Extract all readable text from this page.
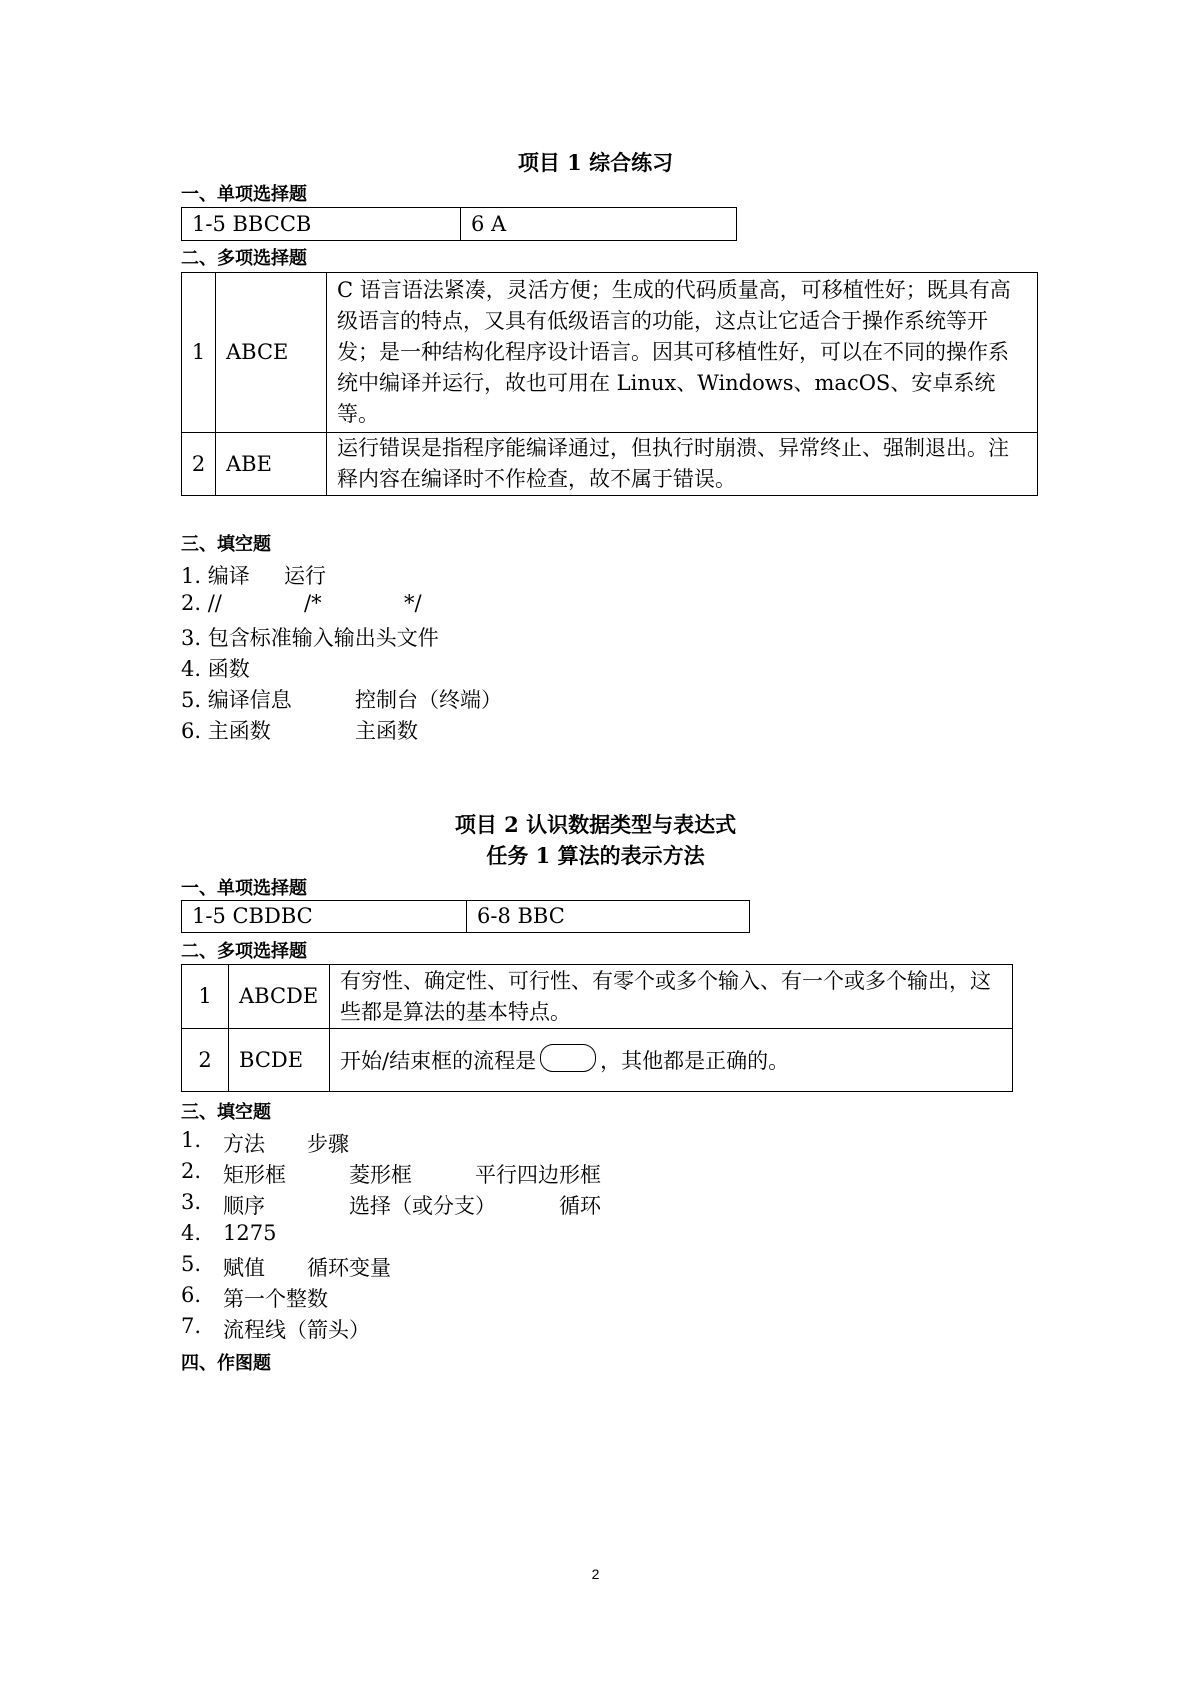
项目 1 综合练习
一、单项选择题
1-5 BBCCB	6 A
二、多项选择题
1	ABCE	C 语言语法紧凑，灵活方便；生成的代码质量高，可移植性好；既具有高级语言的特点，又具有低级语言的功能，这点让它适合于操作系统等开发；是一种结构化程序设计语言。因其可移植性好，可以在不同的操作系统中编译并运行，故也可用在 Linux、Windows、macOS、安卓系统等。
2	ABE	运行错误是指程序能编译通过，但执行时崩溃、异常终止、强制退出。注释内容在编译时不作检查，故不属于错误。
三、填空题
1. 编译 运行
2. //	/*	*/
3. 包含标准输入输出头文件
4. 函数
5. 编译信息	控制台（终端）
6. 主函数	主函数
项目 2 认识数据类型与表达式
任务 1 算法的表示方法
一、单项选择题
1-5 CBDBC	6-8 BBC
二、多项选择题
1	ABCDE	有穷性、确定性、可行性、有零个或多个输入、有一个或多个输出，这些都是算法的基本特点。
2	BCDE	开始/结束框的流程是 ，其他都是正确的。
三、填空题
1. 方法 步骤
2. 矩形框	菱形框	平行四边形框
3. 顺序	选择（或分支）	循环
4. 1275
5. 赋值 循环变量
6. 第一个整数
7. 流程线（箭头）
四、作图题
2
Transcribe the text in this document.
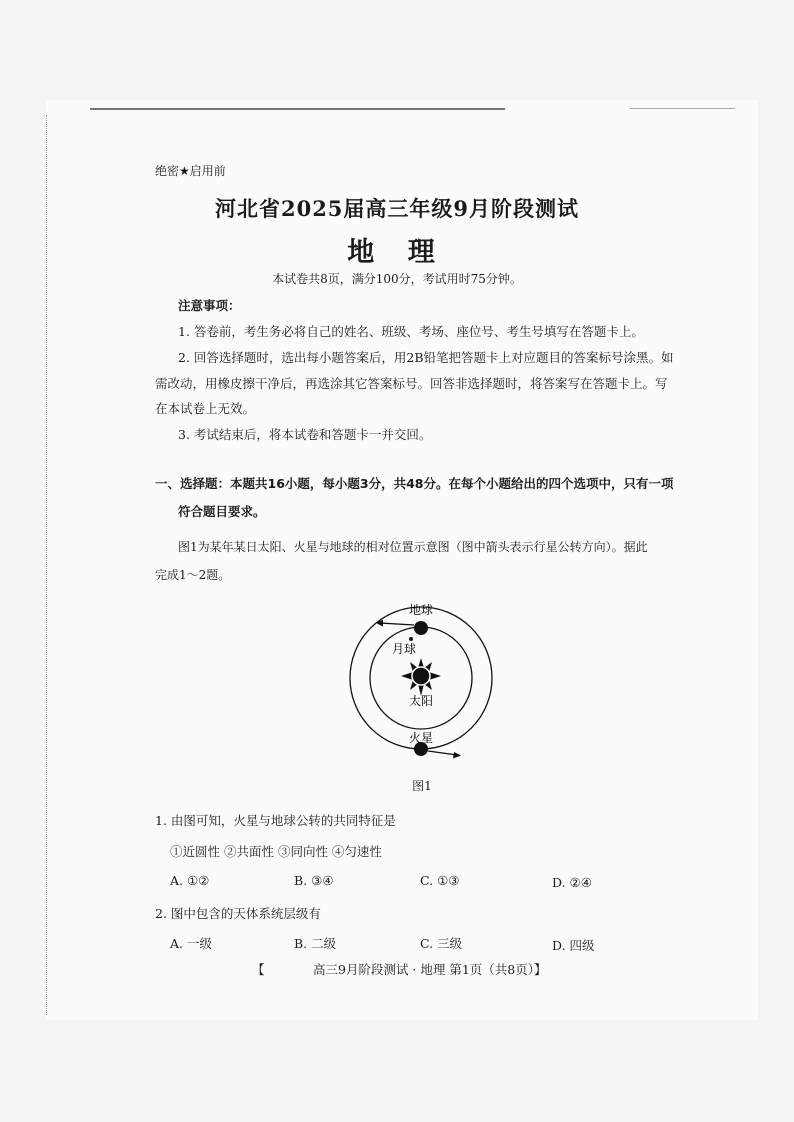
绝密★启用前
河北省2025届高三年级9月阶段测试
地 理
本试卷共8页，满分100分，考试用时75分钟。
注意事项：
1. 答卷前，考生务必将自己的姓名、班级、考场、座位号、考生号填写在答题卡上。
2. 回答选择题时，选出每小题答案后，用2B铅笔把答题卡上对应题目的答案标号涂黑。如
需改动，用橡皮擦干净后，再选涂其它答案标号。回答非选择题时，将答案写在答题卡上。写
在本试卷上无效。
3. 考试结束后，将本试卷和答题卡一并交回。
一、选择题：本题共16小题，每小题3分，共48分。在每个小题给出的四个选项中，只有一项
符合题目要求。
图1为某年某日太阳、火星与地球的相对位置示意图（图中箭头表示行星公转方向）。据此
完成1～2题。
地球
月球
太阳
火星
图1
1. 由图可知，火星与地球公转的共同特征是
①近圆性 ②共面性 ③同向性 ④匀速性
A. ①②	B. ③④	C. ①③	D. ②④
2. 图中包含的天体系统层级有
A. 一级	B. 二级	C. 三级	D. 四级
【	高三9月阶段测试 · 地理 第1页（共8页）】
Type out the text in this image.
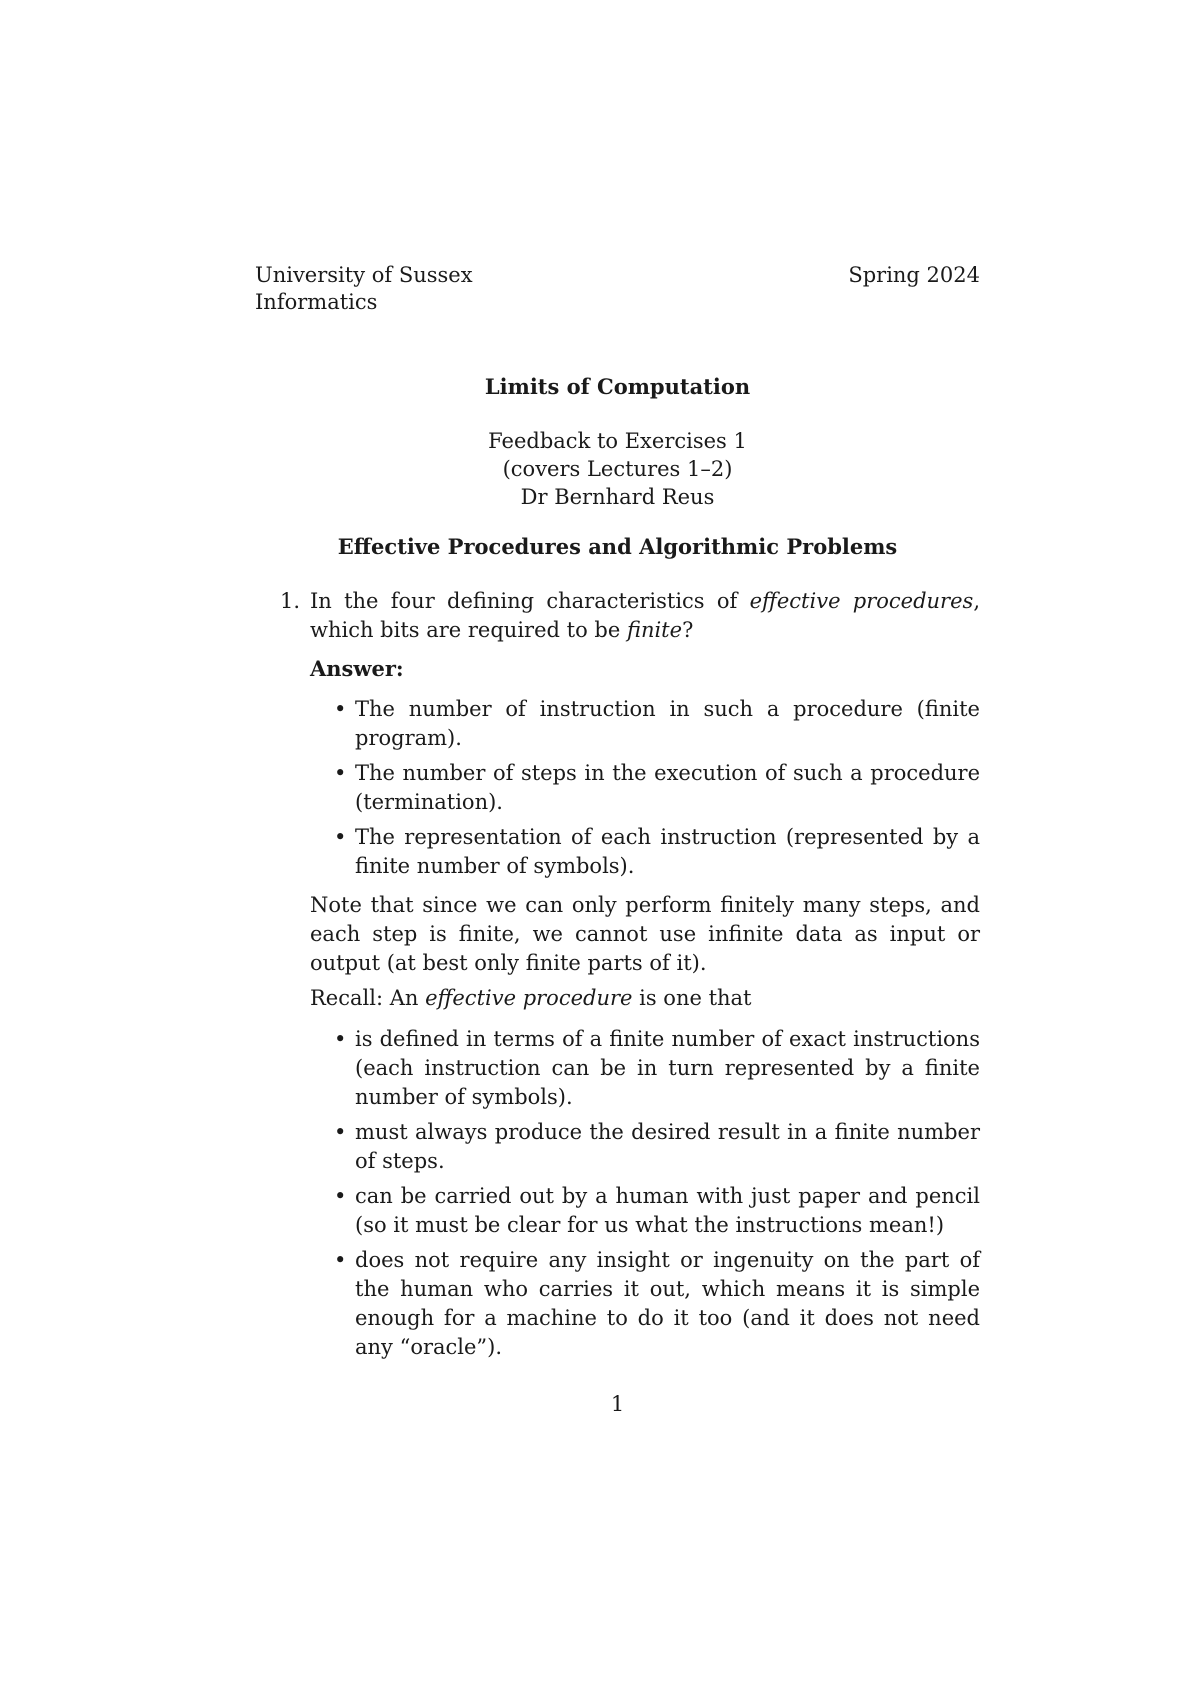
University of Sussex
Informatics
Spring 2024
Limits of Computation
Feedback to Exercises 1
(covers Lectures 1–2)
Dr Bernhard Reus
Effective Procedures and Algorithmic Problems
1. In the four defining characteristics of effective procedures, which bits are required to be finite?

Answer:

• The number of instruction in such a procedure (finite program).
• The number of steps in the execution of such a procedure (termination).
• The representation of each instruction (represented by a finite number of symbols).

Note that since we can only perform finitely many steps, and each step is finite, we cannot use infinite data as input or output (at best only finite parts of it).

Recall: An effective procedure is one that

• is defined in terms of a finite number of exact instructions (each instruction can be in turn represented by a finite number of symbols).
• must always produce the desired result in a finite number of steps.
• can be carried out by a human with just paper and pencil (so it must be clear for us what the instructions mean!)
• does not require any insight or ingenuity on the part of the human who carries it out, which means it is simple enough for a machine to do it too (and it does not need any “oracle”).
1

◆ ◆ ◆ ◆

**The exercise**
Each line from the one that contains "Type out the text in this image." to the end of the listing must be quoted exactly; no other line and no picture belongs in the copy.

**Answer to the exercise**
Type out the text in this image.
University of Sussex
Informatics
Spring 2024
Limits of Computation
Feedback to Exercises 1
(covers Lectures 1–2)
Dr Bernhard Reus
Effective Procedures and Algorithmic Problems
1. In the four defining characteristics of effective procedures, which bits are required to be finite?

Answer:

• The number of instruction in such a procedure (finite program).
• The number of steps in the execution of such a procedure (termination).
• The representation of each instruction (represented by a finite number of symbols).

Note that since we can only perform finitely many steps, and each step is finite, we cannot use infinite data as input or output (at best only finite parts of it).

Recall: An effective procedure is one that

• is defined in terms of a finite number of exact instructions (each instruction can be in turn represented by a finite number of symbols).
• must always produce the desired result in a finite number of steps.
• can be carried out by a human with just paper and pencil (so it must be clear for us what the instructions mean!)
• does not require any insight or ingenuity on the part of the human who carries it out, which means it is simple enough for a machine to do it too (and it does not need any “oracle”).
1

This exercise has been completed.